→ What is being asked:
Show each line of the data below that has the string "Imóveis" in it.

→ Data rows:
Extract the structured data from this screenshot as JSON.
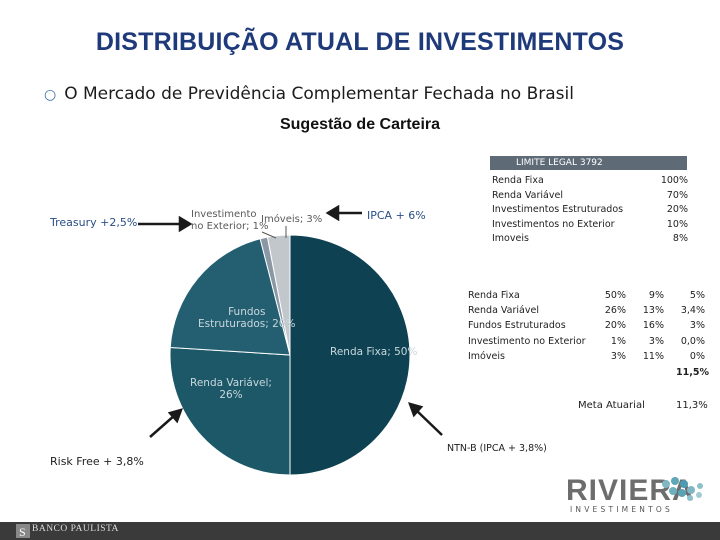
{
  "title": "DISTRIBUIÇÃO ATUAL DE INVESTIMENTOS",
  "subtitle": "O Mercado de Previdência Complementar Fechada no Brasil",
  "portfolio_title": "Sugestão de Carteira",
  "callouts": {
    "treasury": "Treasury +2,5%",
    "ipca": "IPCA + 6%",
    "risk_free": "Risk Free + 3,8%"
  },
  "pie": {
    "slices": [
      {
        "label": "Renda Fixa; 50%",
        "value": 50,
        "color": "#0e4252"
      },
      {
        "label": "Renda Variável; 26%",
        "value": 26,
        "color": "#1c5868"
      },
      {
        "label": "Fundos Estruturados; 20%",
        "value": 20,
        "color": "#235f71"
      },
      {
        "label": "Investimento no Exterior; 1%",
        "value": 1,
        "color": "#8a98a6"
      },
      {
        "label": "Imóveis; 3%",
        "value": 3,
        "color": "#c2c7cc"
      }
    ],
    "labels": {
      "renda_fixa": "Renda Fixa; 50%",
      "renda_variavel_1": "Renda Variável;",
      "renda_variavel_2": "26%",
      "fundos_1": "Fundos",
      "fundos_2": "Estruturados; 20%",
      "exterior_1": "Investimento",
      "exterior_2": "no Exterior; 1%",
      "imoveis": "Imóveis; 3%"
    }
  },
  "limits": {
    "header": "LIMITE LEGAL 3792",
    "rows": [
      {
        "name": "Renda Fixa",
        "value": "100%"
      },
      {
        "name": "Renda Variável",
        "value": "70%"
      },
      {
        "name": "Investimentos Estruturados",
        "value": "20%"
      },
      {
        "name": "Investimentos no Exterior",
        "value": "10%"
      },
      {
        "name": "Imoveis",
        "value": "8%"
      }
    ]
  },
  "allocation": {
    "rows": [
      {
        "name": "Renda Fixa",
        "c1": "50%",
        "c2": "9%",
        "c3": "5%"
      },
      {
        "name": "Renda Variável",
        "c1": "26%",
        "c2": "13%",
        "c3": "3,4%"
      },
      {
        "name": "Fundos Estruturados",
        "c1": "20%",
        "c2": "16%",
        "c3": "3%"
      },
      {
        "name": "Investimento no Exterior",
        "c1": "1%",
        "c2": "3%",
        "c3": "0,0%"
      },
      {
        "name": "Imóveis",
        "c1": "3%",
        "c2": "11%",
        "c3": "0%"
      }
    ],
    "total": "11,5%"
  },
  "meta": {
    "label": "Meta Atuarial",
    "value": "11,3%"
  },
  "ntnb": "NTN-B (IPCA + 3,8%)",
  "logo": {
    "name": "RIVIERA",
    "sub": "INVESTIMENTOS"
  },
  "footer": {
    "brand": "BANCO PAULISTA"
  }
}
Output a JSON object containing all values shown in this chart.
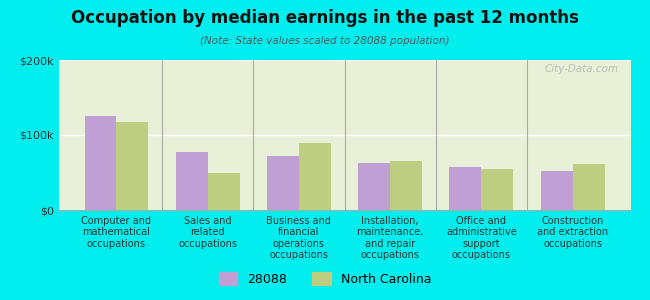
{
  "title": "Occupation by median earnings in the past 12 months",
  "subtitle": "(Note: State values scaled to 28088 population)",
  "categories": [
    "Computer and\nmathematical\noccupations",
    "Sales and\nrelated\noccupations",
    "Business and\nfinancial\noperations\noccupations",
    "Installation,\nmaintenance,\nand repair\noccupations",
    "Office and\nadministrative\nsupport\noccupations",
    "Construction\nand extraction\noccupations"
  ],
  "values_28088": [
    125000,
    78000,
    72000,
    63000,
    58000,
    52000
  ],
  "values_nc": [
    117000,
    50000,
    90000,
    65000,
    55000,
    62000
  ],
  "color_28088": "#bf9fd4",
  "color_nc": "#bece80",
  "ylim": [
    0,
    200000
  ],
  "yticks": [
    0,
    100000,
    200000
  ],
  "ytick_labels": [
    "$0",
    "$100k",
    "$200k"
  ],
  "legend_labels": [
    "28088",
    "North Carolina"
  ],
  "background_color": "#00eeee",
  "plot_bg_color": "#e8f0d8",
  "watermark": "City-Data.com"
}
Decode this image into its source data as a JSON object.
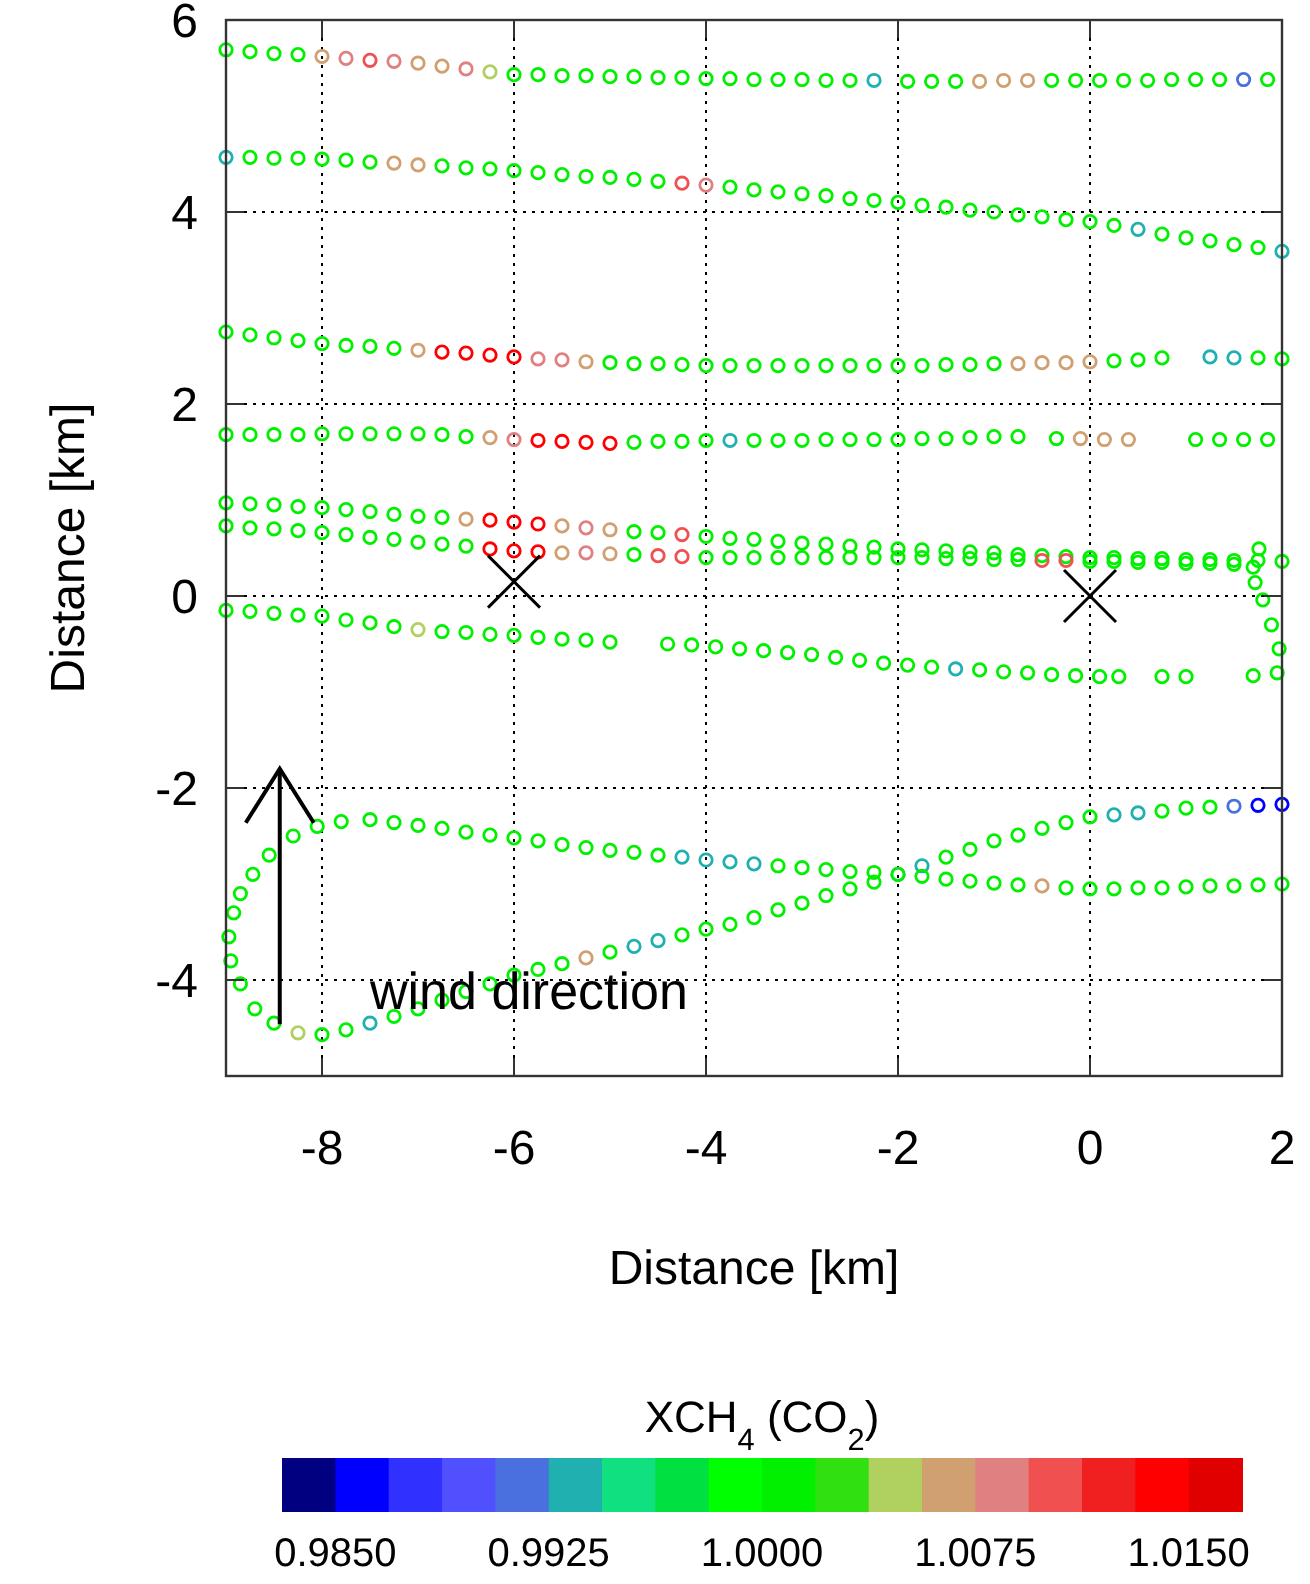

→ The response:
        "label": "Imóveis; 3%",
      "imoveis": "Imóveis; 3%"
        "name": "Imóveis",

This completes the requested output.